Start Excerpted data

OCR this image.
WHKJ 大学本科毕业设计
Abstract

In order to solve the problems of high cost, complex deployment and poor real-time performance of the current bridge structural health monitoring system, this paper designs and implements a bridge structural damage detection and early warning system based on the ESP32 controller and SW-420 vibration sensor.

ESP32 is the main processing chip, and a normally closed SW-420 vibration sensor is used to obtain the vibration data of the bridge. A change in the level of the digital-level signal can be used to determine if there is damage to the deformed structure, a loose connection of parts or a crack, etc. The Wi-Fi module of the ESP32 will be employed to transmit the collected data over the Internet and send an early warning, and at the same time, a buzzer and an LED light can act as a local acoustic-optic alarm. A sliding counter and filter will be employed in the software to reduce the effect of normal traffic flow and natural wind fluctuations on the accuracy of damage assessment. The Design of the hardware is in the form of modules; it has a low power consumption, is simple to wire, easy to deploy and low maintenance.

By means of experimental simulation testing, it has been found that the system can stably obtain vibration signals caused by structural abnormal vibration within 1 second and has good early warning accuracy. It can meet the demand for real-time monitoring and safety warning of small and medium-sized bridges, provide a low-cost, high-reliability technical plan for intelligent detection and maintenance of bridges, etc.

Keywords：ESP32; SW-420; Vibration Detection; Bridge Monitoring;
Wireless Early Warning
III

End Excerpted data

▸ **Aim**: Your answer should be a single number: the count of lines in the entries that contain the word "cost".

▸ **Solution for this task**: 2